SET PROBLEM
Write only the number of lines in the records beneath that hold "name".
──────── SUPPLIED ENTRIES ────────
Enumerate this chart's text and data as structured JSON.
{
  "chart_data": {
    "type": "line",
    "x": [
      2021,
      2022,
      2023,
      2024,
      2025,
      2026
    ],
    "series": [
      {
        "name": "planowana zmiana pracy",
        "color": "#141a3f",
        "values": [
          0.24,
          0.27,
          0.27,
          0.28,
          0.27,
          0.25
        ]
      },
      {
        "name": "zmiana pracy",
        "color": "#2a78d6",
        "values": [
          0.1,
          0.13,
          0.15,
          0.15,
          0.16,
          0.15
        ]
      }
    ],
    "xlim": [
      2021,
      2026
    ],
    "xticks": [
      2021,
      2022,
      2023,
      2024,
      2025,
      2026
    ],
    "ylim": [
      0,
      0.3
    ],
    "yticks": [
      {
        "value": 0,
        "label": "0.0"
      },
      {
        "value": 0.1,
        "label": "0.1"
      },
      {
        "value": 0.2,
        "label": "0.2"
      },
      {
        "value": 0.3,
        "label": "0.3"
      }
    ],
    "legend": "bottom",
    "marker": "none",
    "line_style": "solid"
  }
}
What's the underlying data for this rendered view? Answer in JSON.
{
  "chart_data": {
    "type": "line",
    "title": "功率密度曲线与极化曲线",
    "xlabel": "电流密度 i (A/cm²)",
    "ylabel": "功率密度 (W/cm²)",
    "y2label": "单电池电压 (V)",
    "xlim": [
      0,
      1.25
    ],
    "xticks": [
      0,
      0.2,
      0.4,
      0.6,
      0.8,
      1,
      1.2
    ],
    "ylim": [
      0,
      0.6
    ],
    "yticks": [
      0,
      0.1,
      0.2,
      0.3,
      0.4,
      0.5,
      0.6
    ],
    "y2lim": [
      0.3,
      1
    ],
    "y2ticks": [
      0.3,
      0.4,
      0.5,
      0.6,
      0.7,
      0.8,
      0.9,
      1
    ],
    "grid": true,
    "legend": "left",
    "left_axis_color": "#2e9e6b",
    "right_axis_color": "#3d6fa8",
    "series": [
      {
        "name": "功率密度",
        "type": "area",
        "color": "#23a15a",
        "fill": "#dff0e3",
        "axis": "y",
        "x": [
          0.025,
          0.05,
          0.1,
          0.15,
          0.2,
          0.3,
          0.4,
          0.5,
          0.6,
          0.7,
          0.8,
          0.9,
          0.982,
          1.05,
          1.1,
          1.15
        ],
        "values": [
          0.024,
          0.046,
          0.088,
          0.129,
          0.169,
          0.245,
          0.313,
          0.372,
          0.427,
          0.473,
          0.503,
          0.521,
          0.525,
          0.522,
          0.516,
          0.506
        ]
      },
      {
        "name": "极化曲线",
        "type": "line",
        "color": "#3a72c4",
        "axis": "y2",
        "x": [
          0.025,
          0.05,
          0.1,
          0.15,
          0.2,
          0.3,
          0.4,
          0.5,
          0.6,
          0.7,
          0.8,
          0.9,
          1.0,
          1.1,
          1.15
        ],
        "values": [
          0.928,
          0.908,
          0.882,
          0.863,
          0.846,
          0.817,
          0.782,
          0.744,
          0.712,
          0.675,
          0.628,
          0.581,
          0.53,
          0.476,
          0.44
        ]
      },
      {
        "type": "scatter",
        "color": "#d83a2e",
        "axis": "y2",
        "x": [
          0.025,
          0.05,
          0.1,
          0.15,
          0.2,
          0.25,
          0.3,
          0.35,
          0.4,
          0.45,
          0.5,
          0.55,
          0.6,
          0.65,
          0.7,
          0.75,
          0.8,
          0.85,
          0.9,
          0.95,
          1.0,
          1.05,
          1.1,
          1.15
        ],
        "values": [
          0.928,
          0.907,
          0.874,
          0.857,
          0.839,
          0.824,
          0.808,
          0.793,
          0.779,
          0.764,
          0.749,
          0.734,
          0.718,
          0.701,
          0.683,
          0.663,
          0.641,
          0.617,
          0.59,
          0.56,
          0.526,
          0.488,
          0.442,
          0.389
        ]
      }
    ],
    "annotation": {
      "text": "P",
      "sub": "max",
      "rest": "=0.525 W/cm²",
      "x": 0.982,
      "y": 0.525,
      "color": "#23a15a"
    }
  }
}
────────
REPLY
4